= Dataset records =
⟨
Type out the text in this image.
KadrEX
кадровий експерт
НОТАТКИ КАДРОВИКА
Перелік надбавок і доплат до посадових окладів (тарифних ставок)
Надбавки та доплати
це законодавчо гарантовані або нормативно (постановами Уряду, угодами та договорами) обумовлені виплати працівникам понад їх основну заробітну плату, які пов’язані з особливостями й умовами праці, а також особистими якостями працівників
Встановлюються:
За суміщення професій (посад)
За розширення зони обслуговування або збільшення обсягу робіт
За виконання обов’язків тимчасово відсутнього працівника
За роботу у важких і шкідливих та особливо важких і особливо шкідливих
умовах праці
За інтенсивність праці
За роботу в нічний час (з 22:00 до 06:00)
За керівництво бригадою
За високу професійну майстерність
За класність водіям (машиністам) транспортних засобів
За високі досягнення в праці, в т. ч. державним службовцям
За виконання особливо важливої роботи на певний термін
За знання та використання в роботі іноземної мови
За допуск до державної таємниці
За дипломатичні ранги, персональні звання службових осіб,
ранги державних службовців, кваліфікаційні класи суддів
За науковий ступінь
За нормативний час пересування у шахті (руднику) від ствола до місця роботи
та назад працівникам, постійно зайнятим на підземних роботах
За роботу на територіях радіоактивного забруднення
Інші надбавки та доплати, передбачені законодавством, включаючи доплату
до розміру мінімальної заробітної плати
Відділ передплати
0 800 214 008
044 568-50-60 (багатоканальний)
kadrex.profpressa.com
⟩
= Work to be completed =
Copy out each line that contains the word "роботи".

= Problem solution =
За виконання особливо важливої роботи на певний термін
За нормативний час пересування у шахті (руднику) від ствола до місця роботи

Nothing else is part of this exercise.